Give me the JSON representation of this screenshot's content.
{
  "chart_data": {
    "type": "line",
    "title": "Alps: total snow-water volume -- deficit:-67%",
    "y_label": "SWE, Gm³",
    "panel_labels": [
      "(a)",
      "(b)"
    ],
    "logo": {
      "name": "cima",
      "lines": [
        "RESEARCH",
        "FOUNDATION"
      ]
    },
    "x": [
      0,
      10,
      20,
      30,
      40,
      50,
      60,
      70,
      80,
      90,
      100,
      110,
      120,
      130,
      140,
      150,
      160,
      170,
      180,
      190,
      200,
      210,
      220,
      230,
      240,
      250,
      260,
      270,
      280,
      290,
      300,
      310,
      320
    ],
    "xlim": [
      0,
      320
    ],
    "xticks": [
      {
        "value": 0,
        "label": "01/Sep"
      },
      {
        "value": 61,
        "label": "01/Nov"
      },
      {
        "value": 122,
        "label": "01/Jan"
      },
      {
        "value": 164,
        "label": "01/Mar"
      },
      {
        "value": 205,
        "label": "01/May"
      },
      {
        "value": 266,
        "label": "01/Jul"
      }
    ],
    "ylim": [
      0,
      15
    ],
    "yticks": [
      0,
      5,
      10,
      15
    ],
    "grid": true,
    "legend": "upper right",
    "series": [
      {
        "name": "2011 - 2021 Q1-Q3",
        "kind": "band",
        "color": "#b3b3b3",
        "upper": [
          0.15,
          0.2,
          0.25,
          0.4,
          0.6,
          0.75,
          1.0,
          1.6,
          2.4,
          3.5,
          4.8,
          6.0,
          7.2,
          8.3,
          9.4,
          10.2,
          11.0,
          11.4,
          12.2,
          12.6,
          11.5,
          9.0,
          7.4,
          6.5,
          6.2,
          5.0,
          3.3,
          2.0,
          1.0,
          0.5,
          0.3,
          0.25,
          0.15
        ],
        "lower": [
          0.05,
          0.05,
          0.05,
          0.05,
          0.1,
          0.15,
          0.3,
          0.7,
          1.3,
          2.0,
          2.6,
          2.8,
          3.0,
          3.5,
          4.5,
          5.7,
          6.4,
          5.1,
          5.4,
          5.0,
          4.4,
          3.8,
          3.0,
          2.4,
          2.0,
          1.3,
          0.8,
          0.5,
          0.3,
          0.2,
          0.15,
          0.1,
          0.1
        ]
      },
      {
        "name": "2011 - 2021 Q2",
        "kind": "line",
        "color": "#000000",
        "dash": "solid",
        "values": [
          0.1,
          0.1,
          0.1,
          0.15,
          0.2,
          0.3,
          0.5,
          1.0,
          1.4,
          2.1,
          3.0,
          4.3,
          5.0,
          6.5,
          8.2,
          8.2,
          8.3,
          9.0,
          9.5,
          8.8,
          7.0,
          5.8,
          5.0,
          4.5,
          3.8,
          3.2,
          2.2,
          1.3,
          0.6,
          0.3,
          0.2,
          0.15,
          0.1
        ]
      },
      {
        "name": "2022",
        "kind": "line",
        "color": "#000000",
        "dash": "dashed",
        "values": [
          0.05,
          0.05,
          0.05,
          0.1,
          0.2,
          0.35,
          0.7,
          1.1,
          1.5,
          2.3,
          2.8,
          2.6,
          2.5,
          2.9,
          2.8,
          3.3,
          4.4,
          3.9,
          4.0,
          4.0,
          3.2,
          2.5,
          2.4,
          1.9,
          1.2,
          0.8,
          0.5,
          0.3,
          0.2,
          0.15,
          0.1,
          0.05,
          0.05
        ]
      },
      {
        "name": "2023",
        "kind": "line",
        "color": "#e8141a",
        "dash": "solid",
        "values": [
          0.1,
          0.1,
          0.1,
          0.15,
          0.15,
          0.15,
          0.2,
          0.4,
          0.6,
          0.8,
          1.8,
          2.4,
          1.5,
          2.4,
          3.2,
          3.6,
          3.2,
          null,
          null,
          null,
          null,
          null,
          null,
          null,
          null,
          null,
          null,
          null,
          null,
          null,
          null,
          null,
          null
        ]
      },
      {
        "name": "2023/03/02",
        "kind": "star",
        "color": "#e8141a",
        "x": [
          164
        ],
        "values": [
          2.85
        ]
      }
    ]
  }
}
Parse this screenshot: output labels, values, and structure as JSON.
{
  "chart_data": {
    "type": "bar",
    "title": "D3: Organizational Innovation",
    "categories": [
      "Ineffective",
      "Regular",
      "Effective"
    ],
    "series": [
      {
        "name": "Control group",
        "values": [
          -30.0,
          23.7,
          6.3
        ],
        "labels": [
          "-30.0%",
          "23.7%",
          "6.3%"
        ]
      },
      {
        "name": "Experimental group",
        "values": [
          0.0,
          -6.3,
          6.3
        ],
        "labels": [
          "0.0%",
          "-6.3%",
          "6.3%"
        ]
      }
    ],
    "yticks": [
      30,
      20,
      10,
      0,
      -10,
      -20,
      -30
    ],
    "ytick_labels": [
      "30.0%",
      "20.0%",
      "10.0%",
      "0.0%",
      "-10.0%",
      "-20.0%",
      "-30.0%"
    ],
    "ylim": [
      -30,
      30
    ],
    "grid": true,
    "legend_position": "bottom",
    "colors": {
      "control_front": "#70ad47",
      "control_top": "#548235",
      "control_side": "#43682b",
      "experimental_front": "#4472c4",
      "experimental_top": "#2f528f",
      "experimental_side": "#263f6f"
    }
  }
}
┄┄┄┄┄┄
→ EXERCISE
Take the line in which "Parse this screenshot: output" occurs and each subsequent line through the end; give these lines again without alteration.

→ SOLUTION TO THE PROBLEM
Parse this screenshot: output labels, values, and structure as JSON.
{
  "chart_data": {
    "type": "bar",
    "title": "D3: Organizational Innovation",
    "categories": [
      "Ineffective",
      "Regular",
      "Effective"
    ],
    "series": [
      {
        "name": "Control group",
        "values": [
          -30.0,
          23.7,
          6.3
        ],
        "labels": [
          "-30.0%",
          "23.7%",
          "6.3%"
        ]
      },
      {
        "name": "Experimental group",
        "values": [
          0.0,
          -6.3,
          6.3
        ],
        "labels": [
          "0.0%",
          "-6.3%",
          "6.3%"
        ]
      }
    ],
    "yticks": [
      30,
      20,
      10,
      0,
      -10,
      -20,
      -30
    ],
    "ytick_labels": [
      "30.0%",
      "20.0%",
      "10.0%",
      "0.0%",
      "-10.0%",
      "-20.0%",
      "-30.0%"
    ],
    "ylim": [
      -30,
      30
    ],
    "grid": true,
    "legend_position": "bottom",
    "colors": {
      "control_front": "#70ad47",
      "control_top": "#548235",
      "control_side": "#43682b",
      "experimental_front": "#4472c4",
      "experimental_top": "#2f528f",
      "experimental_side": "#263f6f"
    }
  }
}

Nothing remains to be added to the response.